Trecho fornecido
──────

Na cerimônia de posse realizada em 7 de outubro de 2023, o novo presidente da Colômbia, Abelardo de la Espriella, fez um discurso contundente no Batalhão Pichincha, em Cali, onde ordenou um ‘combate definitivo’ contra grupos criminosos. O evento, marcado por uma forte presença militar, foi uma clara demonstração da nova postura do governo ultradireitista frente à segurança pública.
Em seu discurso, Espriella prometeu ‘todas as garantias jurídicas’ para as forças militares e policiais, assegurando que eles não seriam perseguidos pelo cumprimento de seus deveres. “Ordeno às forças militares e policiais o combate definitivo a todas as estruturas criminosas e seus membros”, afirmou, deixando claro que sua administração não tolerará mais negociações com grupos armados.
Fim das Negociações e Revisão da Jurisdição
O novo presidente também anunciou o fim das negociações com grupos armados e a intenção de revisar a Jurisdição Especial para a Paz, criada após o acordo de paz de 2016 com as Farcs. Ele enfatizou que o Estado não pode ser cúmplice do crime e que sua administração será ‘certeira e contundente’ contra a criminalidade.
Além disso, Espriella abordou a necessidade de construir megaprisões e retomar a fumigação aérea em plantações de coca, afirmando que a segurança deve ser construída com autoridade e constância, não com concessões ao crime.

──────

Dados de origem
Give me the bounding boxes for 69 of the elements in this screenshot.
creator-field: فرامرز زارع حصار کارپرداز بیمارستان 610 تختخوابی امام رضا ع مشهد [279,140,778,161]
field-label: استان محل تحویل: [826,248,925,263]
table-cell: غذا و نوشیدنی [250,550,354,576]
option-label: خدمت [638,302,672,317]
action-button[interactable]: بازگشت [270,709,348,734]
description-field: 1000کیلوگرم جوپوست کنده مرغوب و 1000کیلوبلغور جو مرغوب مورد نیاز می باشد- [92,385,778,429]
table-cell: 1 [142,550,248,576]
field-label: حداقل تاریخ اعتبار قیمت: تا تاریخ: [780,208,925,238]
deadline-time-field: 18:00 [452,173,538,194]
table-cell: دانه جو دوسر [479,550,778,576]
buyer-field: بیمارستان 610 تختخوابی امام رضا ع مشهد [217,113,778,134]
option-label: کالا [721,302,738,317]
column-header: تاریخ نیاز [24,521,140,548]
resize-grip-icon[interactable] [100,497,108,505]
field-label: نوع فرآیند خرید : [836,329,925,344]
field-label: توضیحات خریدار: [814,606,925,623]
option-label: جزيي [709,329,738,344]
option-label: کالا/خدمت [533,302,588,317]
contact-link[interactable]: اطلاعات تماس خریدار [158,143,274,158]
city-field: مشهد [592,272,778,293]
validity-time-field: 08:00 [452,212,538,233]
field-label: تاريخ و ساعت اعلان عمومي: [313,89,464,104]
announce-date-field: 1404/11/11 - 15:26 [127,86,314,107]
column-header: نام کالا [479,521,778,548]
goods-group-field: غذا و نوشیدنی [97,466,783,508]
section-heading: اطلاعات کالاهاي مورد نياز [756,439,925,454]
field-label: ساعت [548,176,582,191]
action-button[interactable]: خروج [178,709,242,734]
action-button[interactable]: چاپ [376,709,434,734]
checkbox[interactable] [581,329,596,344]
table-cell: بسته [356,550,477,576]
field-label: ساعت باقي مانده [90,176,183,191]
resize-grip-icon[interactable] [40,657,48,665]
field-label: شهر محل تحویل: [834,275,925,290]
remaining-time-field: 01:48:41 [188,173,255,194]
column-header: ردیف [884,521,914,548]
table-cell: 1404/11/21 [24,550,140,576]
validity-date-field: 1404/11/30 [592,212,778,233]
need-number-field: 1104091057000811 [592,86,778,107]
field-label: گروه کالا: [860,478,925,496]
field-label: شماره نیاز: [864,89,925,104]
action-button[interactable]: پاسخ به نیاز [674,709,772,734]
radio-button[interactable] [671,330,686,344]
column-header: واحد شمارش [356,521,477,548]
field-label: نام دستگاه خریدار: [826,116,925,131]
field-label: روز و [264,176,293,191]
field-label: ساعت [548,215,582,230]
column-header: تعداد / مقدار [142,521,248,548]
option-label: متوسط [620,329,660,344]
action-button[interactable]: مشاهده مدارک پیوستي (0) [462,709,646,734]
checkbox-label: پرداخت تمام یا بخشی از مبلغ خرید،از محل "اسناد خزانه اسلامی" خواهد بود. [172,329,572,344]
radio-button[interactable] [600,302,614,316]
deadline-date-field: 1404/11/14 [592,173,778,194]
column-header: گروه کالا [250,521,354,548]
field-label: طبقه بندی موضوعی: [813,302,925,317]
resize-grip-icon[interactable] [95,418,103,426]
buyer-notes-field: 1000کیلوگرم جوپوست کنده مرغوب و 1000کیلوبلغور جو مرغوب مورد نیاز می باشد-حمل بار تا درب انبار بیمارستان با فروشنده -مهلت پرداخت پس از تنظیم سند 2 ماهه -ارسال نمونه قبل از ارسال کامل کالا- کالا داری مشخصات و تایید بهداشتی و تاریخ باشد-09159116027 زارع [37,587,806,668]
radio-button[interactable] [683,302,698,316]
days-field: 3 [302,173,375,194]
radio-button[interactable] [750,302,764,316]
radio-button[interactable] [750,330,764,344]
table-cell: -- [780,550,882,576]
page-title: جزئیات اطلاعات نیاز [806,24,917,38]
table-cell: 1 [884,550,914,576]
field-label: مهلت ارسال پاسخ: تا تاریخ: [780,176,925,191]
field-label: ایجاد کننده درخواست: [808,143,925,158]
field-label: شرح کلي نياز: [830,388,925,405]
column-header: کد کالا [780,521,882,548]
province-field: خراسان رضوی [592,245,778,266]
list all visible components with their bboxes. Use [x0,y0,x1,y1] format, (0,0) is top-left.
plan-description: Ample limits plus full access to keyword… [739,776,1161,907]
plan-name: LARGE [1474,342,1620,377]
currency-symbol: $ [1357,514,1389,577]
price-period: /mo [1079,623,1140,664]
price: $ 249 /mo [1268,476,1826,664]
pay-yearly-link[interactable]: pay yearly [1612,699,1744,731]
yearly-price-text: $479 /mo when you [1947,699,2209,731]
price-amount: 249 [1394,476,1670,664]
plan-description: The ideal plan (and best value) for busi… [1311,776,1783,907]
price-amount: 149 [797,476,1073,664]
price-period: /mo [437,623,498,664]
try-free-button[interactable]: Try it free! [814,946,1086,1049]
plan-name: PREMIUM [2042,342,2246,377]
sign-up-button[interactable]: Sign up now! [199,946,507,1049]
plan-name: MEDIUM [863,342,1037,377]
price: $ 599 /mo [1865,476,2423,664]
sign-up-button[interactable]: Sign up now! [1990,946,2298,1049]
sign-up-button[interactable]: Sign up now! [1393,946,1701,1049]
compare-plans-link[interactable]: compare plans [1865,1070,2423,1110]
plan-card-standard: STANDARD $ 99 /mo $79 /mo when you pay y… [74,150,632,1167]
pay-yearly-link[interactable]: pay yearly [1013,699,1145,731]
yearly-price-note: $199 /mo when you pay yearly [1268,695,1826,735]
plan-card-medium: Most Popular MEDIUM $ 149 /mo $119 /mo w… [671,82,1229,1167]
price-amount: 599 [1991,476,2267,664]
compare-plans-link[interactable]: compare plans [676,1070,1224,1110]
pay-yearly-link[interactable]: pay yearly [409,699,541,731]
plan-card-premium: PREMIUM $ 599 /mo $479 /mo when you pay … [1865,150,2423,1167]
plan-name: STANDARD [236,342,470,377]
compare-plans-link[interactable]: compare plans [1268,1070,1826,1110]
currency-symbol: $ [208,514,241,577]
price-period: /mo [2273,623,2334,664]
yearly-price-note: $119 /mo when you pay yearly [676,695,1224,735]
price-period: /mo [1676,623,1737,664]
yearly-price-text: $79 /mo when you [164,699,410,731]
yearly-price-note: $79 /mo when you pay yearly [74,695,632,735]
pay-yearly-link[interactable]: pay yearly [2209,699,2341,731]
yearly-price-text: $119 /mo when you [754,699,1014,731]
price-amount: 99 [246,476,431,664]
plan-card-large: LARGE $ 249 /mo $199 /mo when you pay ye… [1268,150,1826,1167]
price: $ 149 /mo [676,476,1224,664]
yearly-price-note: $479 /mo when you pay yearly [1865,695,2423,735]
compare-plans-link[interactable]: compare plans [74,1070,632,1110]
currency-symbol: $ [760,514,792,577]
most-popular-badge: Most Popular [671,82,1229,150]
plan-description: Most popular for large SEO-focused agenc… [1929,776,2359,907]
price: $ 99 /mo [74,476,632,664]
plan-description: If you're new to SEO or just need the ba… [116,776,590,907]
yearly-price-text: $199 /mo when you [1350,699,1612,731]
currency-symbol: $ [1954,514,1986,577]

──────

Exercício
Copie na íntegra o trecho sobre o discurso de posse do novo presidente da Colômbia. As linhas não guardam relação com o trecho.

Resolução do exercício
Na cerimônia de posse realizada em 7 de outubro de 2023, o novo presidente da Colômbia, Abelardo de la Espriella, fez um discurso contundente no Batalhão Pichincha, em Cali, onde ordenou um ‘combate definitivo’ contra grupos criminosos. O evento, marcado por uma forte presença militar, foi uma clara demonstração da nova postura do governo ultradireitista frente à segurança pública.
Em seu discurso, Espriella prometeu ‘todas as garantias jurídicas’ para as forças militares e policiais, assegurando que eles não seriam perseguidos pelo cumprimento de seus deveres. “Ordeno às forças militares e policiais o combate definitivo a todas as estruturas criminosas e seus membros”, afirmou, deixando claro que sua administração não tolerará mais negociações com grupos armados.
Fim das Negociações e Revisão da Jurisdição
O novo presidente também anunciou o fim das negociações com grupos armados e a intenção de revisar a Jurisdição Especial para a Paz, criada após o acordo de paz de 2016 com as Farcs. Ele enfatizou que o Estado não pode ser cúmplice do crime e que sua administração será ‘certeira e contundente’ contra a criminalidade.
Além disso, Espriella abordou a necessidade de construir megaprisões e retomar a fumigação aérea em plantações de coca, afirmando que a segurança deve ser construída com autoridade e constância, não com concessões ao crime.